▸ Text
□ □ □ □ □

What's interesting to me about this is that someone would pay for a scheme that required spear phishing (malicious pdf or other file), whereas other known players in this space base their offerings on zero-click RCEs.


Because zero-click attacks is approaching impossible.


So the way this was discovered was through an anonymous tip. How often is this the means of discovery for malware / 0-days / etc? Would Google have found this if it wasn't for the tip?


I love how the devs are all named after Dragon Ball Z villains.


It's funny that a spyware company calling other companies products spyware.


I know it’s not a fair parallelism, but I can’t help to think how laughable it is when Google calls out anyone for spyware, privacy violations, zero days, CVEs, etc.

Google doesn’t even manage their own App Store for spyware. They don’t play fair on disclosures. They violate public trust all the time with tracking users when they say they don’t. They shutdown GCP accounts with zero chance of support.

□ □ □ □ □

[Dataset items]
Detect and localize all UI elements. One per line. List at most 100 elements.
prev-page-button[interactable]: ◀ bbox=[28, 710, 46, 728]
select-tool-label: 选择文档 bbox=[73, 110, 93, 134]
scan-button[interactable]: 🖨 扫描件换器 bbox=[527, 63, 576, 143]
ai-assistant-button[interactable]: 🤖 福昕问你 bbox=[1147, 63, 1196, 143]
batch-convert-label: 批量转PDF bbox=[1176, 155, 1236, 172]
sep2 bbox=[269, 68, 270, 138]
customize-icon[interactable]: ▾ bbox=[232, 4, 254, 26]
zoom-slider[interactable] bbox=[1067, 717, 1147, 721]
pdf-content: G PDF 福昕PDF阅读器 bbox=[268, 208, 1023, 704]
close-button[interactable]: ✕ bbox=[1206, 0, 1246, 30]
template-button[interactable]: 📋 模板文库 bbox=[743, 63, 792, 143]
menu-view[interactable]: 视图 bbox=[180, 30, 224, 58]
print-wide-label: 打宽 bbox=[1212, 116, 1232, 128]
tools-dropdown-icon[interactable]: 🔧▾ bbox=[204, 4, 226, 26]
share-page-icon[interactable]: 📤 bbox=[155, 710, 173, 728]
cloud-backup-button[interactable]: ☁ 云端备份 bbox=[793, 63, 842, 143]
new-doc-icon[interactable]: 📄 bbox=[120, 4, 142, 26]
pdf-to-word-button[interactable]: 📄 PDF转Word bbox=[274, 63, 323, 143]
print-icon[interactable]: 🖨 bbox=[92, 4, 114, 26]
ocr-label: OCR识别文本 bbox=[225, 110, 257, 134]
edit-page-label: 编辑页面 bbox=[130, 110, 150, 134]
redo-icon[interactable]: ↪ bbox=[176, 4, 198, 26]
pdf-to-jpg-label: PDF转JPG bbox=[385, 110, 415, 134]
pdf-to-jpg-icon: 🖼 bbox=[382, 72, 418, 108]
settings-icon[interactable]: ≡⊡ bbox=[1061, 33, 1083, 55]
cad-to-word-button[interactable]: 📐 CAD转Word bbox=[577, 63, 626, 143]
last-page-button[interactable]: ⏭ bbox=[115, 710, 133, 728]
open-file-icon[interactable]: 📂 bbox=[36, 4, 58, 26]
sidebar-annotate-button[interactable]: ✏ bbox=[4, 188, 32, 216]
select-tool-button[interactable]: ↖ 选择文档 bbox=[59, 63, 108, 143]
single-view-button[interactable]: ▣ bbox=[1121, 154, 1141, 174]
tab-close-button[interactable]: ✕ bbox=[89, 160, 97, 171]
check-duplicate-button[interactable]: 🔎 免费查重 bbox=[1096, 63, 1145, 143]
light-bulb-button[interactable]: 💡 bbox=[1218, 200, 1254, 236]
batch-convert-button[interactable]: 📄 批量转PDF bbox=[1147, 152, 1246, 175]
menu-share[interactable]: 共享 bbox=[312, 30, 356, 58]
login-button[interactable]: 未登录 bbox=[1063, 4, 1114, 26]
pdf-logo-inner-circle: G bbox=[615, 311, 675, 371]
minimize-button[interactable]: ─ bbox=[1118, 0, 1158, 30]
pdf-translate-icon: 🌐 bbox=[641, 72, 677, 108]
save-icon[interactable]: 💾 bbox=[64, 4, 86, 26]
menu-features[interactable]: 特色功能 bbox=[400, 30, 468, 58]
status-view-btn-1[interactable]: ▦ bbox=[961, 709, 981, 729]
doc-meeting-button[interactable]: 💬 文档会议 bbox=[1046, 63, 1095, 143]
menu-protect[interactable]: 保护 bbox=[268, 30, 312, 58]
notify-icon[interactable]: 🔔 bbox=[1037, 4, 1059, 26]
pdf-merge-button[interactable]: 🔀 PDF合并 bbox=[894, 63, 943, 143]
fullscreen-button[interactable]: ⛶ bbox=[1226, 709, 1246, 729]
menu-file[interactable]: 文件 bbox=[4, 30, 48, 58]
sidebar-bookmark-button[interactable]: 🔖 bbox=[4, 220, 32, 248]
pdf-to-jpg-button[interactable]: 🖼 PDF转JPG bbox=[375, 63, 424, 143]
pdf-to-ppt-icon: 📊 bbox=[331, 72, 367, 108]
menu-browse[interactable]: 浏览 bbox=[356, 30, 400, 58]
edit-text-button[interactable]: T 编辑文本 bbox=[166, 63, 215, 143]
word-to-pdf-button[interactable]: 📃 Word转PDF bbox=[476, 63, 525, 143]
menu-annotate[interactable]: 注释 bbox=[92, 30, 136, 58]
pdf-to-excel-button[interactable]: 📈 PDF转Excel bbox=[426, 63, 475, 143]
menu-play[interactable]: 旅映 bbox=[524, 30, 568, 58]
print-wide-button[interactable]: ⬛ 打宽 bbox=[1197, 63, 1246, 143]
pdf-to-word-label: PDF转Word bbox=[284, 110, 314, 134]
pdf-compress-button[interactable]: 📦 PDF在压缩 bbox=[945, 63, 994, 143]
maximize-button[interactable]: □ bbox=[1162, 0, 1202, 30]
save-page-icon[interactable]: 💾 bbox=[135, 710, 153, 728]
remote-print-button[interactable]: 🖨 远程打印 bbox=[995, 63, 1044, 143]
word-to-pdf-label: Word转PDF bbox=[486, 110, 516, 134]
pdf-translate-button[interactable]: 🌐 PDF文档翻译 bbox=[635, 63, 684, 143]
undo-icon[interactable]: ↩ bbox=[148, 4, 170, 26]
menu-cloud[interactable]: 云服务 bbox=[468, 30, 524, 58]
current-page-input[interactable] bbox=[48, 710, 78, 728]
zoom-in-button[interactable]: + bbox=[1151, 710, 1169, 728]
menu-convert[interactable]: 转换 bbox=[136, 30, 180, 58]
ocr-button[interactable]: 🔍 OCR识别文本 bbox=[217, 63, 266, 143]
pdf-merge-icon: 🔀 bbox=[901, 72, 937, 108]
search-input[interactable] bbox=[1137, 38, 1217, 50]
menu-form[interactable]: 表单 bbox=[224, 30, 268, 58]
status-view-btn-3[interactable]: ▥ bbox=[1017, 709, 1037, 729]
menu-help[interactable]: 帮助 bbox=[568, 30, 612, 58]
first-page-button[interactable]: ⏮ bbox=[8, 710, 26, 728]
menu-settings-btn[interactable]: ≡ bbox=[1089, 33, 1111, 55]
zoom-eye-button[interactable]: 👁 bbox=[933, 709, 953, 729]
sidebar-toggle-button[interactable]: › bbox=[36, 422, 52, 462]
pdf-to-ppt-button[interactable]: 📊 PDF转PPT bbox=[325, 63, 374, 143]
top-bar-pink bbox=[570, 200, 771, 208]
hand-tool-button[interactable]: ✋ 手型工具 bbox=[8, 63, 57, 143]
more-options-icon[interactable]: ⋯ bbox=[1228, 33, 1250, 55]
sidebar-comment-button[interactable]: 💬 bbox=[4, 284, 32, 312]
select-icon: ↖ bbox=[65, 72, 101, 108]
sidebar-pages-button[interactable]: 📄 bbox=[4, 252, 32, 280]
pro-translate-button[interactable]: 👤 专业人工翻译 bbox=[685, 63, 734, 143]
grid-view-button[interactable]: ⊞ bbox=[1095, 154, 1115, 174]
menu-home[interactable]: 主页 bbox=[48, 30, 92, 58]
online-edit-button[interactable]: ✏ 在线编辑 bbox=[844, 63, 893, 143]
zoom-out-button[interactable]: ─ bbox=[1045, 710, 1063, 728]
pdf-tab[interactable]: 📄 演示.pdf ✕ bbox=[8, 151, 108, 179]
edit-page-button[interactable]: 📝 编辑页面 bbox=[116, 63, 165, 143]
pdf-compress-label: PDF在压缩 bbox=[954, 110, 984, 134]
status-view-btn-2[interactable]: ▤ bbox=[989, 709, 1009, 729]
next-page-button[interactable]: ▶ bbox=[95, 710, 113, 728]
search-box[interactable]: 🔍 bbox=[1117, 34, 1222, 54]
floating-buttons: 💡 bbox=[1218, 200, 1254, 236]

□ □ □ □ □

▸ How to complete this task
Return the complete text of the comments about the spyware discovery, word for word. Rely only on the text about the spyware discovery and ignore the material.

▸ Written answer
What's interesting to me about this is that someone would pay for a scheme that required spear phishing (malicious pdf or other file), whereas other known players in this space base their offerings on zero-click RCEs.


Because zero-click attacks is approaching impossible.


So the way this was discovered was through an anonymous tip. How often is this the means of discovery for malware / 0-days / etc? Would Google have found this if it wasn't for the tip?


I love how the devs are all named after Dragon Ball Z villains.


It's funny that a spyware company calling other companies products spyware.


I know it’s not a fair parallelism, but I can’t help to think how laughable it is when Google calls out anyone for spyware, privacy violations, zero days, CVEs, etc.

Google doesn’t even manage their own App Store for spyware. They don’t play fair on disclosures. They violate public trust all the time with tracking users when they say they don’t. They shutdown GCP accounts with zero chance of support.